▶ Aim of the task
Return every line below as is, leaving out the pictures.

▶ Data records

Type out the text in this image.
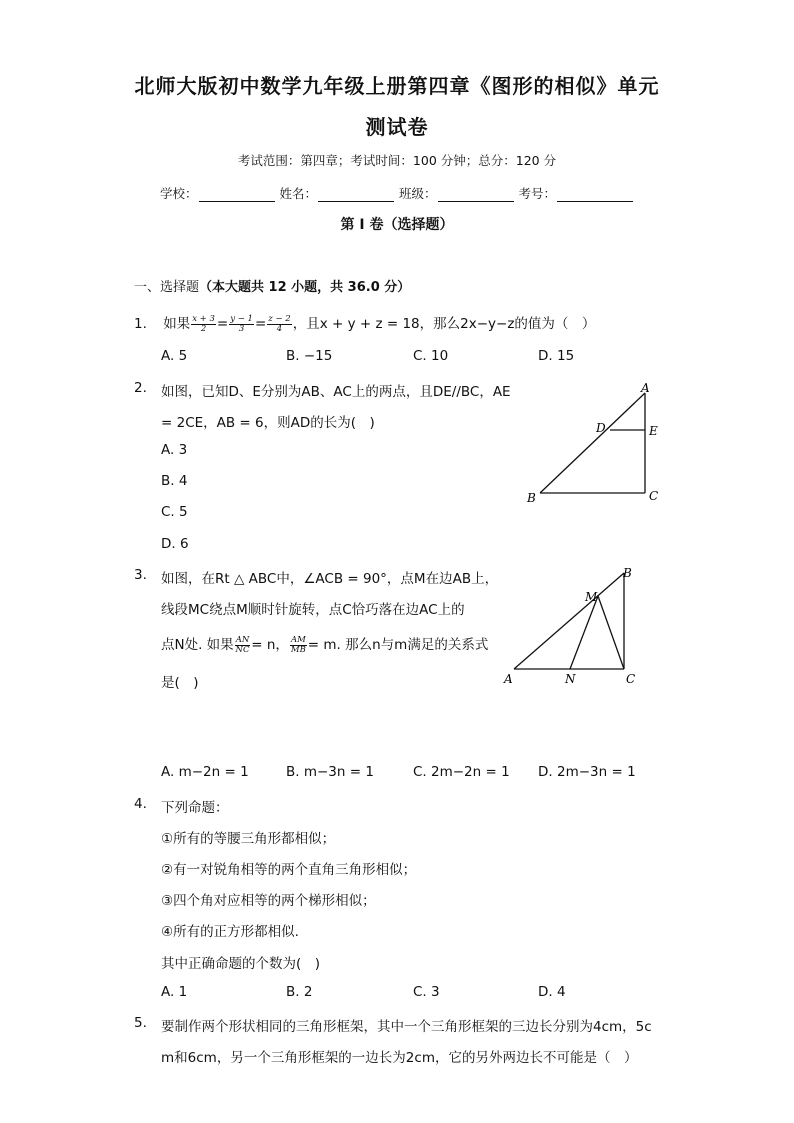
北师大版初中数学九年级上册第四章《图形的相似》单元
测试卷
考试范围：第四章；考试时间：100 分钟；总分：120 分
学校：	姓名：	班级：	考号：
第 I 卷（选择题）
一、选择题（本大题共 12 小题，共 36.0 分）
1. 如果 $\frac{x + 3}{2} = \frac{y - 1}{3} = \frac{z - 2}{4}$ ，且x + y + z = 18，那么2x−y−z的值为（　）
A. 5	B. −15	C. 10	D. 15
2. 如图，已知D、E分别为AB、AC上的两点，且DE//BC，AE
= 2CE，AB = 6，则AD的长为(　)
A. 3
B. 4
C. 5
D. 6
A
B	C
D	E
3. 如图，在Rt △ ABC中，∠ACB = 90°，点M在边AB上，
线段MC绕点M顺时针旋转，点C恰巧落在边AC上的
点N处. 如果 $\frac{AN}{NC} = n$， $\frac{AM}{MB} = m$. 那么n与m满足的关系式
是(　)	A
B
C
M
N
A. m−2n = 1	B. m−3n = 1	C. 2m−2n = 1 D. 2m−3n = 1
4. 下列命题：
①所有的等腰三角形都相似；
②有一对锐角相等的两个直角三角形相似；
③四个角对应相等的两个梯形相似；
④所有的正方形都相似.
其中正确命题的个数为(　)
A. 1	B. 2	C. 3	D. 4
5. 要制作两个形状相同的三角形框架，其中一个三角形框架的三边长分别为4cm，5c
m和6cm，另一个三角形框架的一边长为2cm，它的另外两边长不可能是（　）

▶ Output
Type out the text in this image.
北师大版初中数学九年级上册第四章《图形的相似》单元
测试卷
考试范围：第四章；考试时间：100 分钟；总分：120 分
学校：	姓名：	班级：	考号：
第 I 卷（选择题）
一、选择题（本大题共 12 小题，共 36.0 分）
1. 如果 $\frac{x + 3}{2} = \frac{y - 1}{3} = \frac{z - 2}{4}$ ，且x + y + z = 18，那么2x−y−z的值为（　）
A. 5	B. −15	C. 10	D. 15
2. 如图，已知D、E分别为AB、AC上的两点，且DE//BC，AE
= 2CE，AB = 6，则AD的长为(　)
A. 3
B. 4
C. 5
D. 6
A
B	C
D	E
3. 如图，在Rt △ ABC中，∠ACB = 90°，点M在边AB上，
线段MC绕点M顺时针旋转，点C恰巧落在边AC上的
点N处. 如果 $\frac{AN}{NC} = n$， $\frac{AM}{MB} = m$. 那么n与m满足的关系式
是(　)	A
B
C
M
N
A. m−2n = 1	B. m−3n = 1	C. 2m−2n = 1 D. 2m−3n = 1
4. 下列命题：
①所有的等腰三角形都相似；
②有一对锐角相等的两个直角三角形相似；
③四个角对应相等的两个梯形相似；
④所有的正方形都相似.
其中正确命题的个数为(　)
A. 1	B. 2	C. 3	D. 4
5. 要制作两个形状相同的三角形框架，其中一个三角形框架的三边长分别为4cm，5c
m和6cm，另一个三角形框架的一边长为2cm，它的另外两边长不可能是（　）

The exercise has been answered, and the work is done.